→ **What you should do**
Gather the lines below that include the string "Delete", copying each in full.

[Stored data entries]
** begin **

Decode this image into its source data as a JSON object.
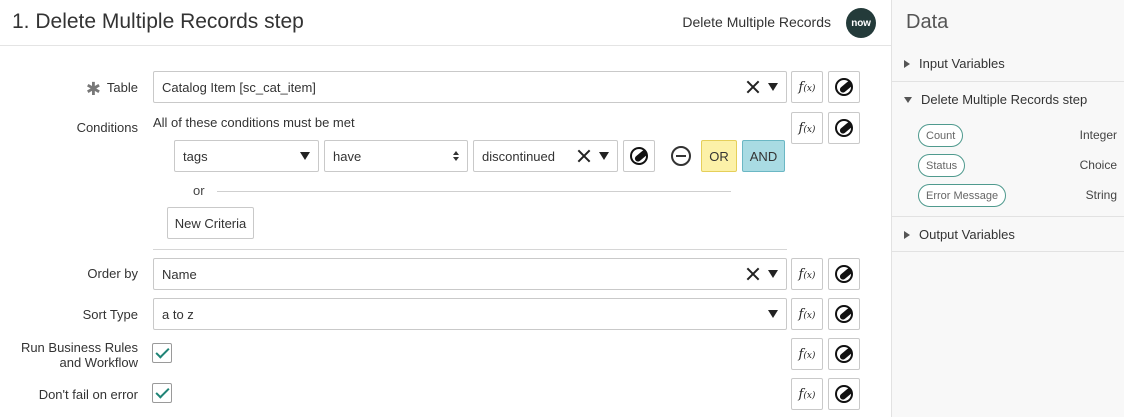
{
  "header": {
    "step_title": "1.  Delete Multiple Records step",
    "step_type": "Delete Multiple Records",
    "logo_text": "now"
  },
  "form": {
    "table": {
      "label": "Table",
      "value": "Catalog Item [sc_cat_item]",
      "required": true
    },
    "conditions": {
      "label": "Conditions",
      "summary": "All of these conditions must be met",
      "row": {
        "field": "tags",
        "operator": "have",
        "value": "discontinued"
      },
      "or_label": "OR",
      "and_label": "AND",
      "or_separator": "or",
      "new_criteria_label": "New Criteria"
    },
    "order_by": {
      "label": "Order by",
      "value": "Name"
    },
    "sort_type": {
      "label": "Sort Type",
      "value": "a to z"
    },
    "run_business_rules": {
      "label_line1": "Run Business Rules",
      "label_line2": "and Workflow",
      "checked": true
    },
    "dont_fail": {
      "label": "Don't fail on error",
      "checked": true
    },
    "fx_label": "f(x)"
  },
  "side": {
    "title": "Data",
    "input_variables": "Input Variables",
    "step_section": "Delete Multiple Records step",
    "variables": [
      {
        "name": "Count",
        "type": "Integer"
      },
      {
        "name": "Status",
        "type": "Choice"
      },
      {
        "name": "Error Message",
        "type": "String"
      }
    ],
    "output_variables": "Output Variables"
  },
  "colors": {
    "accent": "#1f8476",
    "or_bg": "#fcf1a8",
    "and_bg": "#a9dbe3",
    "logo_bg": "#243b3a"
  }
}
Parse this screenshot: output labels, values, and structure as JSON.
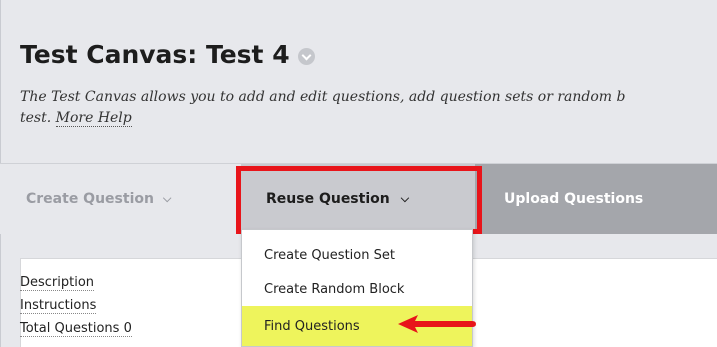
{
  "header": {
    "title": "Test Canvas: Test 4",
    "description_line1": "The Test Canvas allows you to add and edit questions, add question sets or random b",
    "description_line2": "test.",
    "more_help": "More Help"
  },
  "toolbar": {
    "create_question": "Create Question",
    "reuse_question": "Reuse Question",
    "upload_questions": "Upload Questions"
  },
  "dropdown": {
    "items": [
      "Create Question Set",
      "Create Random Block",
      "Find Questions"
    ],
    "highlight_color": "#eef45c"
  },
  "test_info": {
    "description_label": "Description",
    "instructions_label": "Instructions",
    "total_questions_label": "Total Questions",
    "total_questions_value": "0"
  },
  "annotation": {
    "callout_color": "#e8141a"
  }
}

** end **

→ **Output**
    "step_title": "1.  Delete Multiple Records step",
    "step_type": "Delete Multiple Records",
    "step_section": "Delete Multiple Records step",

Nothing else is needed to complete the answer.